[Workshop Reflection] Embracing Divine Purpose

By Janée A. Moses 

My curriculum vitae has become as significant to my success as the actual 
professional and academic experiences that fill the two page long document. Many 
of these experiences I cherished; however, there were quite a few that I simply 
endured. Right after college I agreed to be a researcher for a start-up company that 
never quite started and never actually paid me for the days I spent in the office 
alone while my boss made up and broke up with her boyfriend. So, in preparation 
for OHMA workshop with Abbie Reese, author of Dedicated to God: An Oral History of 
Cloistered Nuns, I read her curriculum vitae first. Reese’s accomplishments include 
oral historian, writer, lecturer, and photographer. Her curriculum vitae certainly 
reveals the extent of her dedication to her work; in addition, the document explains 
that Reese employs a hybrid of oral history in her relationship- and research-
based artistic practice.1 

Reese acknowledges that the intersections between history, journalism, and 
oral history have allowed her to create a hybrid model of oral history that does not 
depend upon a removal of any of the three disciplines listed above. Instead, through 
a deliberate utilization of the most relevant aspects of each field Reese is able to 
craft a model that allows her to benefit from the best characteristics of each.

- SOURCE MATERIAL:
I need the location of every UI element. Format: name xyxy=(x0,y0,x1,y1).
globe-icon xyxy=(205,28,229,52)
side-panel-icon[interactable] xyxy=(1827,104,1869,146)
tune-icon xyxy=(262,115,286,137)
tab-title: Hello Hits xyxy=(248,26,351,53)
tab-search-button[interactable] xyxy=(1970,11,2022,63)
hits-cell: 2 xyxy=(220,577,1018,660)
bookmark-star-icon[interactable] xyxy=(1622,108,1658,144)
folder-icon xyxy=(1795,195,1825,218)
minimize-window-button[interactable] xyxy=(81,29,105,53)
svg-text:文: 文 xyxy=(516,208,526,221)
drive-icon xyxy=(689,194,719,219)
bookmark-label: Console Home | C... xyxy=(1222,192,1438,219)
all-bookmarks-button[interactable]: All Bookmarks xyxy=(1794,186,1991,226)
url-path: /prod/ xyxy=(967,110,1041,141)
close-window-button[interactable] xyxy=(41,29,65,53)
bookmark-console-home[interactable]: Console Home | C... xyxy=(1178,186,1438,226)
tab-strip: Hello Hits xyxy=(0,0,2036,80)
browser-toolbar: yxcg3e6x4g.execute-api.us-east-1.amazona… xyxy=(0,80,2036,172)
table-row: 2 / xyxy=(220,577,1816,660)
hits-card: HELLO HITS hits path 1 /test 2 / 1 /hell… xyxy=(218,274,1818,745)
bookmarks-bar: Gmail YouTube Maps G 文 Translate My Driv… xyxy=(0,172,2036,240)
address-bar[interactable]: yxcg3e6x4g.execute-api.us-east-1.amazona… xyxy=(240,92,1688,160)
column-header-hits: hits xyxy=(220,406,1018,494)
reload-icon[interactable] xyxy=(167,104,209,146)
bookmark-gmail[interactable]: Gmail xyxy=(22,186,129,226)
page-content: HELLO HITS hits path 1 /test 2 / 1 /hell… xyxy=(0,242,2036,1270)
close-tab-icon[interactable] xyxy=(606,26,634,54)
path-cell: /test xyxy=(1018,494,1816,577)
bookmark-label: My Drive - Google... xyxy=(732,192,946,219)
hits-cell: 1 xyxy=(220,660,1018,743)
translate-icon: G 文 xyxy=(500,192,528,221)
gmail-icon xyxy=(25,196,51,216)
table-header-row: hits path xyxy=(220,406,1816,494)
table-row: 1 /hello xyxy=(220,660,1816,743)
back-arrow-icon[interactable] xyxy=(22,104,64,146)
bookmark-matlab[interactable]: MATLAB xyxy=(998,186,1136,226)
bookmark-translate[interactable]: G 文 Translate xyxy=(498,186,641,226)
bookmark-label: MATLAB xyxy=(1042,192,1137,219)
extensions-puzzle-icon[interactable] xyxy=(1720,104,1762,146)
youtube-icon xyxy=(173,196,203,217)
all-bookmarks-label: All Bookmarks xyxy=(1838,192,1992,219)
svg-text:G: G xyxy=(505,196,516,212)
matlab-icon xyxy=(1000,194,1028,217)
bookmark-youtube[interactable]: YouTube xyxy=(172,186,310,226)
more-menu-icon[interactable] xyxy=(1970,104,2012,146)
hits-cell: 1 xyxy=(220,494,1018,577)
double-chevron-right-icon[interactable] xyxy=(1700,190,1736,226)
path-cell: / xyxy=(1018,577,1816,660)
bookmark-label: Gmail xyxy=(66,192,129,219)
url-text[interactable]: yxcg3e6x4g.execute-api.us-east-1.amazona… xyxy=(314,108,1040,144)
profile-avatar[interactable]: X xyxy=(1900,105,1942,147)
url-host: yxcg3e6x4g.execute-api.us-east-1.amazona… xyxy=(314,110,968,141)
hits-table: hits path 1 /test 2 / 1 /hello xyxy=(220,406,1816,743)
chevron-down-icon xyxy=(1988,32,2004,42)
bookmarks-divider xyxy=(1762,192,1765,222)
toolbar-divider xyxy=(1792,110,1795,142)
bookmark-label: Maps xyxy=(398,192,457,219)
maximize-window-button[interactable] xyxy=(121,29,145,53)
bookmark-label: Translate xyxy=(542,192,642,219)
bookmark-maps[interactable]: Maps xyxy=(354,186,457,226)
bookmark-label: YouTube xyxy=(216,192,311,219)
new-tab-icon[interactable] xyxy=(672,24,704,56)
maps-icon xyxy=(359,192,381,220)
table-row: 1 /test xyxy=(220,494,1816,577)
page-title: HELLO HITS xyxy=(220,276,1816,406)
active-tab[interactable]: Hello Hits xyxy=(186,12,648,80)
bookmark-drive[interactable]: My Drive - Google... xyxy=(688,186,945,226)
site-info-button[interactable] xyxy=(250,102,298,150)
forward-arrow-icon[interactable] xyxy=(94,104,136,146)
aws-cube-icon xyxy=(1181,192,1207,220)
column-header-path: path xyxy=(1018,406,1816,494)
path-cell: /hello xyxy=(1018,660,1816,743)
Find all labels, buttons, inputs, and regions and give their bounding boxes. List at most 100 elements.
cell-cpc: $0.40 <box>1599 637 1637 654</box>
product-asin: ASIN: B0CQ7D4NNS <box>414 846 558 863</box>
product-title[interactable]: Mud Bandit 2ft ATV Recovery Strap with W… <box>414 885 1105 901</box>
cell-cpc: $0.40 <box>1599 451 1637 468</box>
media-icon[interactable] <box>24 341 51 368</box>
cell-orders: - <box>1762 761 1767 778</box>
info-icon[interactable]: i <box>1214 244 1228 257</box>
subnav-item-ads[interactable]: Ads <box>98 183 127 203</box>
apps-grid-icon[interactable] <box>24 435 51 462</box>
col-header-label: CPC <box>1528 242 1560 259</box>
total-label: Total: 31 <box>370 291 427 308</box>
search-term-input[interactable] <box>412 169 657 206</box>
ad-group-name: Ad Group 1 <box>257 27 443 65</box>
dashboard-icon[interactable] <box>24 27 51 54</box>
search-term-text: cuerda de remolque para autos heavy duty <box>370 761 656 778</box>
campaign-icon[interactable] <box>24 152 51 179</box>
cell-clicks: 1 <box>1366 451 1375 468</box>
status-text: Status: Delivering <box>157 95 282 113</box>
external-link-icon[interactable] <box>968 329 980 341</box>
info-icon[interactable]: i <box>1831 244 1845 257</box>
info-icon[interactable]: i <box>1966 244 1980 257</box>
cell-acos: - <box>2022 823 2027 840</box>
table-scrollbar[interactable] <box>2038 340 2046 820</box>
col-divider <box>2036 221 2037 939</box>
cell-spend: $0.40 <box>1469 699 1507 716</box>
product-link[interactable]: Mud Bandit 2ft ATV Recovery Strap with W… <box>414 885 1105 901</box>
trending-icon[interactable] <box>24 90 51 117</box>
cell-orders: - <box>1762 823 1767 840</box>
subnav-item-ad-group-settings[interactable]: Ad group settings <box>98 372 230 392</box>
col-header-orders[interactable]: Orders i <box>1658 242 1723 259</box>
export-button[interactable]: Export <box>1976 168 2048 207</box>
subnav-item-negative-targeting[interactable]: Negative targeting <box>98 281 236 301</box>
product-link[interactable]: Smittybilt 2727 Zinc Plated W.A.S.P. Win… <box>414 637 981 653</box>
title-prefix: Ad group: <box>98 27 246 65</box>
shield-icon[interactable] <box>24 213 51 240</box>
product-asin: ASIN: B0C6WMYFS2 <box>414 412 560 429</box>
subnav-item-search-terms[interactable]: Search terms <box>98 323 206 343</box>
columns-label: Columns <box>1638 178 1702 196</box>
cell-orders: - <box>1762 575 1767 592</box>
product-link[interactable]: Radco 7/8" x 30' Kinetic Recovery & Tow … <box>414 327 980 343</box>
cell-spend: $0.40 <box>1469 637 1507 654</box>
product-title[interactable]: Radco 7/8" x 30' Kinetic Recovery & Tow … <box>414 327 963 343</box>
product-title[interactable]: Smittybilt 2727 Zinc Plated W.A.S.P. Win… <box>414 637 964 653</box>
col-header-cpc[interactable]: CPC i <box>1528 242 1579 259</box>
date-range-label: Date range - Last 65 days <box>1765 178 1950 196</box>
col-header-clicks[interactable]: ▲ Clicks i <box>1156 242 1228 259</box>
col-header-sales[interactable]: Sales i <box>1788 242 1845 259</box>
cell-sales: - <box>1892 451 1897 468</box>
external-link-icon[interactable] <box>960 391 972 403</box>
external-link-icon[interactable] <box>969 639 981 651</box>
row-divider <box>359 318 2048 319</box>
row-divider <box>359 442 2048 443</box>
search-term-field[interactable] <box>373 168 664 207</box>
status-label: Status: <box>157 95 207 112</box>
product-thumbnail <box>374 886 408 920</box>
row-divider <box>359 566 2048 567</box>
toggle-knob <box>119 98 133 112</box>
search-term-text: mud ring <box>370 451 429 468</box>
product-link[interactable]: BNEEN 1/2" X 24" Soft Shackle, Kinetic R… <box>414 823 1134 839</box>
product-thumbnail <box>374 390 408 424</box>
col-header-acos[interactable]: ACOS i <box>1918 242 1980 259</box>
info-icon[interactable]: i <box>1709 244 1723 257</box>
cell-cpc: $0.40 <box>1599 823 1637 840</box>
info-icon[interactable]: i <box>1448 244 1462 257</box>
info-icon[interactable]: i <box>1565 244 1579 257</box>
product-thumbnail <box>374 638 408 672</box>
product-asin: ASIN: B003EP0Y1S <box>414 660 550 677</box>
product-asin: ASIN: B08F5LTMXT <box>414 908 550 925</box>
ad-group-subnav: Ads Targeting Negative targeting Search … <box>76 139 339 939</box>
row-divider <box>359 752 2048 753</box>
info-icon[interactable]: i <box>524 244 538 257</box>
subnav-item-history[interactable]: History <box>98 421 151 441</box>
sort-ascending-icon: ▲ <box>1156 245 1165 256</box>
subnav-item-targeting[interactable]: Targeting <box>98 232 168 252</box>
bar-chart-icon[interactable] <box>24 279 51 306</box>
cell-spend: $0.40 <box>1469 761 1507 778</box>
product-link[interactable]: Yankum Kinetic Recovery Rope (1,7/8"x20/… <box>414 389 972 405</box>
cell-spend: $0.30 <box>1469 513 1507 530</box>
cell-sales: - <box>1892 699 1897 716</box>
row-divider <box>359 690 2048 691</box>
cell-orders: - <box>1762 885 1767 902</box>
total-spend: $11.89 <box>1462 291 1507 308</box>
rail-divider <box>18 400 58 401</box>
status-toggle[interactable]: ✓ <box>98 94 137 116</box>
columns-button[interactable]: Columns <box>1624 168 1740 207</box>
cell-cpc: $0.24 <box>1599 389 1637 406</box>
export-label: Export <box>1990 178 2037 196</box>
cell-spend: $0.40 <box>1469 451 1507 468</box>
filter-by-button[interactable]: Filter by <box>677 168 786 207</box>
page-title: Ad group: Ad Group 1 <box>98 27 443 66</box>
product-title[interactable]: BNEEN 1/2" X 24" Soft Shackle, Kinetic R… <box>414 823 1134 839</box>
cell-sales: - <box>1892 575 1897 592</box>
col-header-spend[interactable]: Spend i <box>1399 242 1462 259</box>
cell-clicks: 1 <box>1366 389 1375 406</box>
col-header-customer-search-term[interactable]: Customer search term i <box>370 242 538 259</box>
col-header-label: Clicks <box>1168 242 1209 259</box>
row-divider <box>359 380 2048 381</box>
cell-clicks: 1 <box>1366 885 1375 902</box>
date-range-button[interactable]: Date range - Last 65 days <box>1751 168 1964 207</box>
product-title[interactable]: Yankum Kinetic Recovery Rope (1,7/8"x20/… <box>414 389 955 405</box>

- PROBLEM TO SOLVE:
According to the workshop reflection, what roles do Abbie Reese's accomplishments include?

- SOLUTION TO THIS TASK:
Oral historian, writer, lecturer, and photographer.